Challenge: Across the listing below, how many lines hold "Threshold"? Reply with the number by itself.

Input for this task:

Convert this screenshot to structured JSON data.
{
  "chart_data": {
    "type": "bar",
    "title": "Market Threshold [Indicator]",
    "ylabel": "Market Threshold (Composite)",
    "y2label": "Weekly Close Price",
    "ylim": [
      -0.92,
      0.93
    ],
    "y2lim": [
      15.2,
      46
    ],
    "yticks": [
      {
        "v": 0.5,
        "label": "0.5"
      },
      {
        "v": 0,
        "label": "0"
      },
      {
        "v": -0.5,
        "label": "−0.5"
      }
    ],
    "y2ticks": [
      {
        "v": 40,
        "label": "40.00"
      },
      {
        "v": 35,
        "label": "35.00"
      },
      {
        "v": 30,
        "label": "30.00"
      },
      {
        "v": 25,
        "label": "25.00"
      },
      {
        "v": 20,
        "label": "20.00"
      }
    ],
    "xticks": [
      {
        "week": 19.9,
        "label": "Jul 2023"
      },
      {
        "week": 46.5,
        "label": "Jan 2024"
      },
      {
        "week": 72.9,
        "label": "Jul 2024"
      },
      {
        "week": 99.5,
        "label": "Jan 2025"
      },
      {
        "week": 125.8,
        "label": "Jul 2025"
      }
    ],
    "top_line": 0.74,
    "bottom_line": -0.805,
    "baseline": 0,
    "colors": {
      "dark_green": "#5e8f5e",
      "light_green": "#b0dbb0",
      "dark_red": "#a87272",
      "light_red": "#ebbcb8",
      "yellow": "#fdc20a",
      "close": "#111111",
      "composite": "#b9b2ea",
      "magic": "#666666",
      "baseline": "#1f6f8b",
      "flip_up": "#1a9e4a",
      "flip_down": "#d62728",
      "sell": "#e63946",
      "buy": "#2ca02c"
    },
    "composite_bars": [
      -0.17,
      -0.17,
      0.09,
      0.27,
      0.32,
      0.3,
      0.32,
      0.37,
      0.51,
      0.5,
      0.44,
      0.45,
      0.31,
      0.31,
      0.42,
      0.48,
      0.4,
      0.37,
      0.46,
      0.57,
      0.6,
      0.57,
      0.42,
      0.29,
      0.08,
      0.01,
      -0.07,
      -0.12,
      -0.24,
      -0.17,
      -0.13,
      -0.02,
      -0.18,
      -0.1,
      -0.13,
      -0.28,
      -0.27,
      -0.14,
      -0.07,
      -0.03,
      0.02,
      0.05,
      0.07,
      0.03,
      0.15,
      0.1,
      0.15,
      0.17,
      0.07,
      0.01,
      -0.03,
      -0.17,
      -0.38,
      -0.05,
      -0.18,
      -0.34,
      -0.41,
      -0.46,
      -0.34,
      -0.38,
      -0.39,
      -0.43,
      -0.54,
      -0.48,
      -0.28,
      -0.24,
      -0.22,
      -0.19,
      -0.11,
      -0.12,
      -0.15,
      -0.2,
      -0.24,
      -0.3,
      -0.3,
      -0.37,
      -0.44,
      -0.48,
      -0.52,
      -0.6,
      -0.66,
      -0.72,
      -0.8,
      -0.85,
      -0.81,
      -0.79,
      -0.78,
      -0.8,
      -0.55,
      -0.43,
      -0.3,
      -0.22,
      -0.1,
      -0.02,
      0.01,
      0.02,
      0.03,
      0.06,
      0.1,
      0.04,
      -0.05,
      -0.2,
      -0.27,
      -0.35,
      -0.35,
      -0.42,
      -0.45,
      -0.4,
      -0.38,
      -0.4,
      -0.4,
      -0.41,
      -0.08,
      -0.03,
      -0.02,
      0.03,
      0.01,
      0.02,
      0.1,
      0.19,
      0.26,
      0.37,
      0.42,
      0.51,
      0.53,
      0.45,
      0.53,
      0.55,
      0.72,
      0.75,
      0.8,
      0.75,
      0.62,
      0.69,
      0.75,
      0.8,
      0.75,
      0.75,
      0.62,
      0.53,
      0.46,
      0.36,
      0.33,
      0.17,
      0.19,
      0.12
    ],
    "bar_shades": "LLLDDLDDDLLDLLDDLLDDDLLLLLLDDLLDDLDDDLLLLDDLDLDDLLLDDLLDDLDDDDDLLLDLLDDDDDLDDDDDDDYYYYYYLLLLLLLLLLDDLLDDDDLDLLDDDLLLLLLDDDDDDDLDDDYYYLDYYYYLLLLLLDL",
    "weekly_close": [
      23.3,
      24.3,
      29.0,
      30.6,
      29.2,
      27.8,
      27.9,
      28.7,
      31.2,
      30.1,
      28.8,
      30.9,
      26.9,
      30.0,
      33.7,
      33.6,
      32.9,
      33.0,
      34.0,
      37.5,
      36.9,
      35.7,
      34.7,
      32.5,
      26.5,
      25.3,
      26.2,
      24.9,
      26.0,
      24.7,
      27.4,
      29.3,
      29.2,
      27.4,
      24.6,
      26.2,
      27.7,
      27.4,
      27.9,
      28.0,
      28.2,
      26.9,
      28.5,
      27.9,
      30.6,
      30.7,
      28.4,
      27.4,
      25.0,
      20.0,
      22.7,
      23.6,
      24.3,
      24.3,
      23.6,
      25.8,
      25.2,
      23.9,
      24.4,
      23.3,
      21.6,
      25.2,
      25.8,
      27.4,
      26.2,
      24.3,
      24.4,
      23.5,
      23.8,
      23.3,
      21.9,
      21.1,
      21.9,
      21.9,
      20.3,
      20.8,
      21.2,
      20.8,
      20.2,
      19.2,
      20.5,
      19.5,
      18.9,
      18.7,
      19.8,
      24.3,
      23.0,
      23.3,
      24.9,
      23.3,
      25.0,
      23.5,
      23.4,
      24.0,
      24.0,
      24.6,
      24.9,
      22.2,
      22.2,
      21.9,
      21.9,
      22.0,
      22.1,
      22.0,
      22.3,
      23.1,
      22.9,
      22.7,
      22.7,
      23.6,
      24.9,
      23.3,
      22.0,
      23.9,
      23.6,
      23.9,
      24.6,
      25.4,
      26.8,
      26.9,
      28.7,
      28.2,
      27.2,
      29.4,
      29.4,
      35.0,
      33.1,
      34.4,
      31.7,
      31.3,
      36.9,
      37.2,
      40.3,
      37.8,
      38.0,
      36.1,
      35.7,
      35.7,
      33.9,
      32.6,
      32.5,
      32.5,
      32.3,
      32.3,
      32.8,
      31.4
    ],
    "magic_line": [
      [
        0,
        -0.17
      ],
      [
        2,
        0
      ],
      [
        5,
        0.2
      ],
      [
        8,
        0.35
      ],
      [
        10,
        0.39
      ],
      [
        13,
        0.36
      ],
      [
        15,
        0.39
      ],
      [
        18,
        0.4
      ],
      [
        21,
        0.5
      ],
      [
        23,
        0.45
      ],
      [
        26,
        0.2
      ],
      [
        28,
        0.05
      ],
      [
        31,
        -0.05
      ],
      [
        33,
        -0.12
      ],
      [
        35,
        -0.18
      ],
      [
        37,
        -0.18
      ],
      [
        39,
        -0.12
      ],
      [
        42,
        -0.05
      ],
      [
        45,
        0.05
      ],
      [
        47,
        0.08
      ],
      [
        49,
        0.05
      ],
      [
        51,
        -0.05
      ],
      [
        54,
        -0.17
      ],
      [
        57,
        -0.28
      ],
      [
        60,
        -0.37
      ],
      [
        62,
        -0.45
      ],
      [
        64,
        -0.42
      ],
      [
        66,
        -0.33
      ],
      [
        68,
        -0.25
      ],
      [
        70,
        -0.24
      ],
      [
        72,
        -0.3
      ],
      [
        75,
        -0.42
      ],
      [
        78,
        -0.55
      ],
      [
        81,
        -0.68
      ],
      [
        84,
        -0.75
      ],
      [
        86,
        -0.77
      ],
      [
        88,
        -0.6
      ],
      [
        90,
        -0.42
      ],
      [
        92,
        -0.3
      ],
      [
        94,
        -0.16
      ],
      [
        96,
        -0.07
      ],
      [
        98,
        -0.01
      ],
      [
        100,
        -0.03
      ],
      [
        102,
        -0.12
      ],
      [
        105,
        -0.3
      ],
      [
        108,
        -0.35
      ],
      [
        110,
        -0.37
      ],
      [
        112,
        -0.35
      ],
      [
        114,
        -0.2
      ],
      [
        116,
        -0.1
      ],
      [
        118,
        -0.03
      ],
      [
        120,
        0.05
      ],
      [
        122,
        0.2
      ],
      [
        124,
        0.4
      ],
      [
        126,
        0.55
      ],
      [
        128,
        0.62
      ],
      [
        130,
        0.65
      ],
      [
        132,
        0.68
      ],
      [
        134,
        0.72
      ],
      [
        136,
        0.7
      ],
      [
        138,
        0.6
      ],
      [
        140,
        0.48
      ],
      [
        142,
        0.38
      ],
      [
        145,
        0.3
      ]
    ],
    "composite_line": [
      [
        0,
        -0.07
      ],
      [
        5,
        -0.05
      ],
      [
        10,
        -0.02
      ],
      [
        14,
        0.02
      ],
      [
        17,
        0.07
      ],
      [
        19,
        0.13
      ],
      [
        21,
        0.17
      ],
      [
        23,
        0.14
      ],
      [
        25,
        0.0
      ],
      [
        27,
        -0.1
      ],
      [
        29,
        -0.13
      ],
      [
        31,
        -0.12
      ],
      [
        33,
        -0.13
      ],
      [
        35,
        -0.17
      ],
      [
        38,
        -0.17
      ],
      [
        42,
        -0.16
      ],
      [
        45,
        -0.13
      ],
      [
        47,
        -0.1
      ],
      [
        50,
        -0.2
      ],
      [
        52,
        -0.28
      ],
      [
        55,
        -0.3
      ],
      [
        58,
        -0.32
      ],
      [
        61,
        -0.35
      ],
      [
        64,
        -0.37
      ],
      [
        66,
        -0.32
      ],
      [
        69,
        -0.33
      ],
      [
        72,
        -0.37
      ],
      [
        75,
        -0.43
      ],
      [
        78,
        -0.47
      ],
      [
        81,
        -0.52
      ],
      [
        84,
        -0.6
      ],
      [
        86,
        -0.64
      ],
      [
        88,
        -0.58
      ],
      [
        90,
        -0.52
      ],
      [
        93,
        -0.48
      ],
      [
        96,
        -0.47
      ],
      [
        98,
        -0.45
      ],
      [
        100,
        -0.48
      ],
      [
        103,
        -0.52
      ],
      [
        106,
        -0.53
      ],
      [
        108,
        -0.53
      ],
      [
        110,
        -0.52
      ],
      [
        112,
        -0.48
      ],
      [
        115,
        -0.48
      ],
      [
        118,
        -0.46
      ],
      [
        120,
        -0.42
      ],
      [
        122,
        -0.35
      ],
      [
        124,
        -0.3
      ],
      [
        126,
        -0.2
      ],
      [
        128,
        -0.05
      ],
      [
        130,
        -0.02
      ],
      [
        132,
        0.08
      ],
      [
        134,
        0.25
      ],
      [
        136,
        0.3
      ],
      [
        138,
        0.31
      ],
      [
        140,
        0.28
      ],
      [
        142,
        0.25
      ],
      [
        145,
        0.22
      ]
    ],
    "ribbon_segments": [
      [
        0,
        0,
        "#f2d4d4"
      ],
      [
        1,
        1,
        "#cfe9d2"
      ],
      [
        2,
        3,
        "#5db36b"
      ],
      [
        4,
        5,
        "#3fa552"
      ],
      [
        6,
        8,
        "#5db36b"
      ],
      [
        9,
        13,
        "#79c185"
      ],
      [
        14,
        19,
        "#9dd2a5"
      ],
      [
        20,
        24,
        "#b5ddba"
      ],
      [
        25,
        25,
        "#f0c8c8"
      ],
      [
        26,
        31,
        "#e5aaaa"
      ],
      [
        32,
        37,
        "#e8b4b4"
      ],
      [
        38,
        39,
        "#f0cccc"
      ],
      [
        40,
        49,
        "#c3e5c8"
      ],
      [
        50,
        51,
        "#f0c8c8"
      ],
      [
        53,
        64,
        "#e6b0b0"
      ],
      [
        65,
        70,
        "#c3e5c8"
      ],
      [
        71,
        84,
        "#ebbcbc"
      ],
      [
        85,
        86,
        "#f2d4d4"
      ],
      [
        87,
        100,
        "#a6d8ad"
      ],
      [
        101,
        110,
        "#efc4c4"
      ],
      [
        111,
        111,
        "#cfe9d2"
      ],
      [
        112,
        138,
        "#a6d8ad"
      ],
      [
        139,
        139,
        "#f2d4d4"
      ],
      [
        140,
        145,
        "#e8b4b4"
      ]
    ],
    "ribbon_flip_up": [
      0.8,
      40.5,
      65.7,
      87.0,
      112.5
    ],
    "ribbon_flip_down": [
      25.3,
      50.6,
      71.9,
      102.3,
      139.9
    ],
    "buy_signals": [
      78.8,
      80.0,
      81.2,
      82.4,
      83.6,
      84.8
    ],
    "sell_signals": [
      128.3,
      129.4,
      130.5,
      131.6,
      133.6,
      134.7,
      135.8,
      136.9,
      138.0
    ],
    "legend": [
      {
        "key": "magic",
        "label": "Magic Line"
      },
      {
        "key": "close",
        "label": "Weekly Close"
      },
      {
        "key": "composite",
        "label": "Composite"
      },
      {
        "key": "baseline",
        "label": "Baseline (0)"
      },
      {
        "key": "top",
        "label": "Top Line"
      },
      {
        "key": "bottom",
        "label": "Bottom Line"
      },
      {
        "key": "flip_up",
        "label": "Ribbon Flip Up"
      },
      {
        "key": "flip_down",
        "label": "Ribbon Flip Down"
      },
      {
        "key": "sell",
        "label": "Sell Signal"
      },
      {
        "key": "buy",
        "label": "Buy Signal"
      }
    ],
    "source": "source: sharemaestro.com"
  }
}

Written answer: 2